» Instruction: The data below must be copied in full and without any change.

[Start Items]

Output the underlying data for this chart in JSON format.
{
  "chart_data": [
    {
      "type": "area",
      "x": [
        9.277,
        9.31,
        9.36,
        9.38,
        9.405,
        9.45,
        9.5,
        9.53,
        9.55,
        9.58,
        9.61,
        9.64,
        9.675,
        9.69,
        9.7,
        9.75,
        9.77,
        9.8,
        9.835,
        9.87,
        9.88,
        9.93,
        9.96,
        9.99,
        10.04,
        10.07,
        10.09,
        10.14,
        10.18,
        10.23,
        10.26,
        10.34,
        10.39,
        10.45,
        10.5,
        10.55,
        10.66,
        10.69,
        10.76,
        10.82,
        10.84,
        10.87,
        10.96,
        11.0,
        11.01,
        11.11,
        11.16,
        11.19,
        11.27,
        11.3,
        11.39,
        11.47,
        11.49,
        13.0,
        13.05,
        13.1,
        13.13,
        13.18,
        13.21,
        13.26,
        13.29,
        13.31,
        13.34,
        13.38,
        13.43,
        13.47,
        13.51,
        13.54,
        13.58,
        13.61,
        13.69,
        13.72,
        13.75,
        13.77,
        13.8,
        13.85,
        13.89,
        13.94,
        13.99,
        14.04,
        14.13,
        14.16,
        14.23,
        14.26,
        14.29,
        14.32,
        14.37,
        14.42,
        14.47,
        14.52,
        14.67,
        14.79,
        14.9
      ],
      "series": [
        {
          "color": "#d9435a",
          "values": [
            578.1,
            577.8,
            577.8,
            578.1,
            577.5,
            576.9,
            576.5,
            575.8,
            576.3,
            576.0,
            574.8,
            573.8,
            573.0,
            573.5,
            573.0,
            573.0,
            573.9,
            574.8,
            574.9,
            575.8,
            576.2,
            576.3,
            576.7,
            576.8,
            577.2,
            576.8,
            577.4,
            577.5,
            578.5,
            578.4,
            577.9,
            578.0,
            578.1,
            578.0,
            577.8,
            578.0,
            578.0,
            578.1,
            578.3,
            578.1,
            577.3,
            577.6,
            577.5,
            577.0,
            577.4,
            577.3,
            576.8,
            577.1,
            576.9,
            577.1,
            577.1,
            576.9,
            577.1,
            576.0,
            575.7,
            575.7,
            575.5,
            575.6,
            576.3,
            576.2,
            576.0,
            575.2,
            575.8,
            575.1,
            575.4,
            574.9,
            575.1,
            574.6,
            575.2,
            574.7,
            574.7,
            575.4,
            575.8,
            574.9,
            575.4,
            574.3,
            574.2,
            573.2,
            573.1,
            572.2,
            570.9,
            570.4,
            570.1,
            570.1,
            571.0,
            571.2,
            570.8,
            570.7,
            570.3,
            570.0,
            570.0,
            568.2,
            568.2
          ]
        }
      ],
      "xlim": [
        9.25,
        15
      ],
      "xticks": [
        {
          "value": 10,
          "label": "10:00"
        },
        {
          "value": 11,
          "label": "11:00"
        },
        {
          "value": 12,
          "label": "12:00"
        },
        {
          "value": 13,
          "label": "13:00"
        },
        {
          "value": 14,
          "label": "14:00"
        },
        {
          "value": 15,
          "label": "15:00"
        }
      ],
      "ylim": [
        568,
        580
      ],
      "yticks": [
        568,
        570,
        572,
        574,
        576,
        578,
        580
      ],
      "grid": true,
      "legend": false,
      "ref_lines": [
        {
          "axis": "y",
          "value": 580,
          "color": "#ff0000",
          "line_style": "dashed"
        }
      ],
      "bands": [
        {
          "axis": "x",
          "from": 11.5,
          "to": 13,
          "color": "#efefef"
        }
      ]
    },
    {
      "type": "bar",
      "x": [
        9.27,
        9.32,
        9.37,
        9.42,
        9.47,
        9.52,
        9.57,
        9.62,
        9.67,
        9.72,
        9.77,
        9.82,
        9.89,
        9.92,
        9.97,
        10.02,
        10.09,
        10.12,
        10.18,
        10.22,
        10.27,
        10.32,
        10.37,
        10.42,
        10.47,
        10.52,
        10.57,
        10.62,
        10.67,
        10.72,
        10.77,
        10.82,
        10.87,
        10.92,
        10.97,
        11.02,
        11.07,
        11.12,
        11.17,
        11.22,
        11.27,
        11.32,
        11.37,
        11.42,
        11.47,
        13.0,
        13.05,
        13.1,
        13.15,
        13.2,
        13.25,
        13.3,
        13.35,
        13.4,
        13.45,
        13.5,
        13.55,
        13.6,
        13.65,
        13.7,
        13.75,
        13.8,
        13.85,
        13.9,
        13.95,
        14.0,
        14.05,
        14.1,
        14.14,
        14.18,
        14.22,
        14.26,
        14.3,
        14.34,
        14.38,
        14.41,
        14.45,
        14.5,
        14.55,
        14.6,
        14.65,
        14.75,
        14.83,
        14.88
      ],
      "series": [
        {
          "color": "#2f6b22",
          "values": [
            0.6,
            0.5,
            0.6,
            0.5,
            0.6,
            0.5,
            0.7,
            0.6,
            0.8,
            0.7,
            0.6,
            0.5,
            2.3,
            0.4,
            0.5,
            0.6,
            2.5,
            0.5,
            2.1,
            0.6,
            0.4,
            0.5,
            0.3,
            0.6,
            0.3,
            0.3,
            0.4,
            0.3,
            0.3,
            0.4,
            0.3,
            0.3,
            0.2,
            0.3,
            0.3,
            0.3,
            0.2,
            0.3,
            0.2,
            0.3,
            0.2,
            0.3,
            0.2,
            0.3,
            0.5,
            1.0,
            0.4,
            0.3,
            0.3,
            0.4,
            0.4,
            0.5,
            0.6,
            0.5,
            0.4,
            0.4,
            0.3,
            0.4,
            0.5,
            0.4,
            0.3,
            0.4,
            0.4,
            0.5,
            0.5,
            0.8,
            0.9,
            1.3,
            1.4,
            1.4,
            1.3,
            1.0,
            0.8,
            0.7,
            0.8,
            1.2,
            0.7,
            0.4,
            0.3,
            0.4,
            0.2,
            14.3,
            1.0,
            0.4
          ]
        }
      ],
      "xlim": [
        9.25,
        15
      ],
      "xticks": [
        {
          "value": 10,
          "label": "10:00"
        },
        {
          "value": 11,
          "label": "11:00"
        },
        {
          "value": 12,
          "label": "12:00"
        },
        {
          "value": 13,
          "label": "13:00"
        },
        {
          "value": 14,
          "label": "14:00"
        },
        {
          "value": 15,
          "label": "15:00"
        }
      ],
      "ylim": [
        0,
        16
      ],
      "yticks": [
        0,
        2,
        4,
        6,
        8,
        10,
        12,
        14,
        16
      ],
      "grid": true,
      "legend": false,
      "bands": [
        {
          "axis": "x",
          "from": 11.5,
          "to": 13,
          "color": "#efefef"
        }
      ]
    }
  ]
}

[End Items]

» Expected answer:
Output the underlying data for this chart in JSON format.
{
  "chart_data": [
    {
      "type": "area",
      "x": [
        9.277,
        9.31,
        9.36,
        9.38,
        9.405,
        9.45,
        9.5,
        9.53,
        9.55,
        9.58,
        9.61,
        9.64,
        9.675,
        9.69,
        9.7,
        9.75,
        9.77,
        9.8,
        9.835,
        9.87,
        9.88,
        9.93,
        9.96,
        9.99,
        10.04,
        10.07,
        10.09,
        10.14,
        10.18,
        10.23,
        10.26,
        10.34,
        10.39,
        10.45,
        10.5,
        10.55,
        10.66,
        10.69,
        10.76,
        10.82,
        10.84,
        10.87,
        10.96,
        11.0,
        11.01,
        11.11,
        11.16,
        11.19,
        11.27,
        11.3,
        11.39,
        11.47,
        11.49,
        13.0,
        13.05,
        13.1,
        13.13,
        13.18,
        13.21,
        13.26,
        13.29,
        13.31,
        13.34,
        13.38,
        13.43,
        13.47,
        13.51,
        13.54,
        13.58,
        13.61,
        13.69,
        13.72,
        13.75,
        13.77,
        13.8,
        13.85,
        13.89,
        13.94,
        13.99,
        14.04,
        14.13,
        14.16,
        14.23,
        14.26,
        14.29,
        14.32,
        14.37,
        14.42,
        14.47,
        14.52,
        14.67,
        14.79,
        14.9
      ],
      "series": [
        {
          "color": "#d9435a",
          "values": [
            578.1,
            577.8,
            577.8,
            578.1,
            577.5,
            576.9,
            576.5,
            575.8,
            576.3,
            576.0,
            574.8,
            573.8,
            573.0,
            573.5,
            573.0,
            573.0,
            573.9,
            574.8,
            574.9,
            575.8,
            576.2,
            576.3,
            576.7,
            576.8,
            577.2,
            576.8,
            577.4,
            577.5,
            578.5,
            578.4,
            577.9,
            578.0,
            578.1,
            578.0,
            577.8,
            578.0,
            578.0,
            578.1,
            578.3,
            578.1,
            577.3,
            577.6,
            577.5,
            577.0,
            577.4,
            577.3,
            576.8,
            577.1,
            576.9,
            577.1,
            577.1,
            576.9,
            577.1,
            576.0,
            575.7,
            575.7,
            575.5,
            575.6,
            576.3,
            576.2,
            576.0,
            575.2,
            575.8,
            575.1,
            575.4,
            574.9,
            575.1,
            574.6,
            575.2,
            574.7,
            574.7,
            575.4,
            575.8,
            574.9,
            575.4,
            574.3,
            574.2,
            573.2,
            573.1,
            572.2,
            570.9,
            570.4,
            570.1,
            570.1,
            571.0,
            571.2,
            570.8,
            570.7,
            570.3,
            570.0,
            570.0,
            568.2,
            568.2
          ]
        }
      ],
      "xlim": [
        9.25,
        15
      ],
      "xticks": [
        {
          "value": 10,
          "label": "10:00"
        },
        {
          "value": 11,
          "label": "11:00"
        },
        {
          "value": 12,
          "label": "12:00"
        },
        {
          "value": 13,
          "label": "13:00"
        },
        {
          "value": 14,
          "label": "14:00"
        },
        {
          "value": 15,
          "label": "15:00"
        }
      ],
      "ylim": [
        568,
        580
      ],
      "yticks": [
        568,
        570,
        572,
        574,
        576,
        578,
        580
      ],
      "grid": true,
      "legend": false,
      "ref_lines": [
        {
          "axis": "y",
          "value": 580,
          "color": "#ff0000",
          "line_style": "dashed"
        }
      ],
      "bands": [
        {
          "axis": "x",
          "from": 11.5,
          "to": 13,
          "color": "#efefef"
        }
      ]
    },
    {
      "type": "bar",
      "x": [
        9.27,
        9.32,
        9.37,
        9.42,
        9.47,
        9.52,
        9.57,
        9.62,
        9.67,
        9.72,
        9.77,
        9.82,
        9.89,
        9.92,
        9.97,
        10.02,
        10.09,
        10.12,
        10.18,
        10.22,
        10.27,
        10.32,
        10.37,
        10.42,
        10.47,
        10.52,
        10.57,
        10.62,
        10.67,
        10.72,
        10.77,
        10.82,
        10.87,
        10.92,
        10.97,
        11.02,
        11.07,
        11.12,
        11.17,
        11.22,
        11.27,
        11.32,
        11.37,
        11.42,
        11.47,
        13.0,
        13.05,
        13.1,
        13.15,
        13.2,
        13.25,
        13.3,
        13.35,
        13.4,
        13.45,
        13.5,
        13.55,
        13.6,
        13.65,
        13.7,
        13.75,
        13.8,
        13.85,
        13.9,
        13.95,
        14.0,
        14.05,
        14.1,
        14.14,
        14.18,
        14.22,
        14.26,
        14.3,
        14.34,
        14.38,
        14.41,
        14.45,
        14.5,
        14.55,
        14.6,
        14.65,
        14.75,
        14.83,
        14.88
      ],
      "series": [
        {
          "color": "#2f6b22",
          "values": [
            0.6,
            0.5,
            0.6,
            0.5,
            0.6,
            0.5,
            0.7,
            0.6,
            0.8,
            0.7,
            0.6,
            0.5,
            2.3,
            0.4,
            0.5,
            0.6,
            2.5,
            0.5,
            2.1,
            0.6,
            0.4,
            0.5,
            0.3,
            0.6,
            0.3,
            0.3,
            0.4,
            0.3,
            0.3,
            0.4,
            0.3,
            0.3,
            0.2,
            0.3,
            0.3,
            0.3,
            0.2,
            0.3,
            0.2,
            0.3,
            0.2,
            0.3,
            0.2,
            0.3,
            0.5,
            1.0,
            0.4,
            0.3,
            0.3,
            0.4,
            0.4,
            0.5,
            0.6,
            0.5,
            0.4,
            0.4,
            0.3,
            0.4,
            0.5,
            0.4,
            0.3,
            0.4,
            0.4,
            0.5,
            0.5,
            0.8,
            0.9,
            1.3,
            1.4,
            1.4,
            1.3,
            1.0,
            0.8,
            0.7,
            0.8,
            1.2,
            0.7,
            0.4,
            0.3,
            0.4,
            0.2,
            14.3,
            1.0,
            0.4
          ]
        }
      ],
      "xlim": [
        9.25,
        15
      ],
      "xticks": [
        {
          "value": 10,
          "label": "10:00"
        },
        {
          "value": 11,
          "label": "11:00"
        },
        {
          "value": 12,
          "label": "12:00"
        },
        {
          "value": 13,
          "label": "13:00"
        },
        {
          "value": 14,
          "label": "14:00"
        },
        {
          "value": 15,
          "label": "15:00"
        }
      ],
      "ylim": [
        0,
        16
      ],
      "yticks": [
        0,
        2,
        4,
        6,
        8,
        10,
        12,
        14,
        16
      ],
      "grid": true,
      "legend": false,
      "bands": [
        {
          "axis": "x",
          "from": 11.5,
          "to": 13,
          "color": "#efefef"
        }
      ]
    }
  ]
}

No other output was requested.